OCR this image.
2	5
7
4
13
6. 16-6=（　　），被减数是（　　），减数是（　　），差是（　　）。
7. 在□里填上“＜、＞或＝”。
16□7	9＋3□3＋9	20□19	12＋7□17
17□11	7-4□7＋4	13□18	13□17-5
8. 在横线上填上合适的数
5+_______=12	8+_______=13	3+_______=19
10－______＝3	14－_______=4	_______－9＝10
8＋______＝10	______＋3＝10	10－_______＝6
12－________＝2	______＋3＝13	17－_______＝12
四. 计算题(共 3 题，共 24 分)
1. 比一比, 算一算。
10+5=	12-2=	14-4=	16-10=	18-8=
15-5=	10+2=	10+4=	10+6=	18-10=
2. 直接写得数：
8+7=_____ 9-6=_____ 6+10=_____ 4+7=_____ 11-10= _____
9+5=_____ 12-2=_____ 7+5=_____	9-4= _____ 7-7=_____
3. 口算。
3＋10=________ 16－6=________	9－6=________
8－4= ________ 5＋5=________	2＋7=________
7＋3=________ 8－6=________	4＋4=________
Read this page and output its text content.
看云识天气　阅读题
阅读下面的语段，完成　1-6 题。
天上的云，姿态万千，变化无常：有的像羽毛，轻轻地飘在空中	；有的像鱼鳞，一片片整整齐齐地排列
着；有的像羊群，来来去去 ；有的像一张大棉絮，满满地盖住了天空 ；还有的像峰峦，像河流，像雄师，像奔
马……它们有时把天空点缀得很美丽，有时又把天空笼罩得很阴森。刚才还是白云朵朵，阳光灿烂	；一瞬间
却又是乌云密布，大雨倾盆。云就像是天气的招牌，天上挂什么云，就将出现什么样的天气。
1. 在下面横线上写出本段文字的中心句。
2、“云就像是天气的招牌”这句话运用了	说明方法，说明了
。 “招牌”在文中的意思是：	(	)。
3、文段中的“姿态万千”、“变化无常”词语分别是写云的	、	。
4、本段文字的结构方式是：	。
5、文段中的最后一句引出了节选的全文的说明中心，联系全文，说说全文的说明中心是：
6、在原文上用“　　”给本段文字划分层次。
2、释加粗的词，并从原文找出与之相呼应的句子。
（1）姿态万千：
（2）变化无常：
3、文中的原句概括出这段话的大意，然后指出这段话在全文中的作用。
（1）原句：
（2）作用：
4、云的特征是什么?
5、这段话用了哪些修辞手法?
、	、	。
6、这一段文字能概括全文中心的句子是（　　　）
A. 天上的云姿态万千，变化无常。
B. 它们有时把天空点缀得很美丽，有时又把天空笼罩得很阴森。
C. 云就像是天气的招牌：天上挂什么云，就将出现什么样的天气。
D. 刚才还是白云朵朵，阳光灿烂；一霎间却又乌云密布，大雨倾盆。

=== Given instruction ===
Return each line of the data exactly as written above.

=== Exercise answer ===
OCR this image.
2	5
7
4
13
6. 16-6=（　　），被减数是（　　），减数是（　　），差是（　　）。
7. 在□里填上“＜、＞或＝”。
16□7	9＋3□3＋9	20□19	12＋7□17
17□11	7-4□7＋4	13□18	13□17-5
8. 在横线上填上合适的数
5+_______=12	8+_______=13	3+_______=19
10－______＝3	14－_______=4	_______－9＝10
8＋______＝10	______＋3＝10	10－_______＝6
12－________＝2	______＋3＝13	17－_______＝12
四. 计算题(共 3 题，共 24 分)
1. 比一比, 算一算。
10+5=	12-2=	14-4=	16-10=	18-8=
15-5=	10+2=	10+4=	10+6=	18-10=
2. 直接写得数：
8+7=_____ 9-6=_____ 6+10=_____ 4+7=_____ 11-10= _____
9+5=_____ 12-2=_____ 7+5=_____	9-4= _____ 7-7=_____
3. 口算。
3＋10=________ 16－6=________	9－6=________
8－4= ________ 5＋5=________	2＋7=________
7＋3=________ 8－6=________	4＋4=________
Read this page and output its text content.
看云识天气　阅读题
阅读下面的语段，完成　1-6 题。
天上的云，姿态万千，变化无常：有的像羽毛，轻轻地飘在空中	；有的像鱼鳞，一片片整整齐齐地排列
着；有的像羊群，来来去去 ；有的像一张大棉絮，满满地盖住了天空 ；还有的像峰峦，像河流，像雄师，像奔
马……它们有时把天空点缀得很美丽，有时又把天空笼罩得很阴森。刚才还是白云朵朵，阳光灿烂	；一瞬间
却又是乌云密布，大雨倾盆。云就像是天气的招牌，天上挂什么云，就将出现什么样的天气。
1. 在下面横线上写出本段文字的中心句。
2、“云就像是天气的招牌”这句话运用了	说明方法，说明了
。 “招牌”在文中的意思是：	(	)。
3、文段中的“姿态万千”、“变化无常”词语分别是写云的	、	。
4、本段文字的结构方式是：	。
5、文段中的最后一句引出了节选的全文的说明中心，联系全文，说说全文的说明中心是：
6、在原文上用“　　”给本段文字划分层次。
2、释加粗的词，并从原文找出与之相呼应的句子。
（1）姿态万千：
（2）变化无常：
3、文中的原句概括出这段话的大意，然后指出这段话在全文中的作用。
（1）原句：
（2）作用：
4、云的特征是什么?
5、这段话用了哪些修辞手法?
、	、	。
6、这一段文字能概括全文中心的句子是（　　　）
A. 天上的云姿态万千，变化无常。
B. 它们有时把天空点缀得很美丽，有时又把天空笼罩得很阴森。
C. 云就像是天气的招牌：天上挂什么云，就将出现什么样的天气。
D. 刚才还是白云朵朵，阳光灿烂；一霎间却又乌云密布，大雨倾盆。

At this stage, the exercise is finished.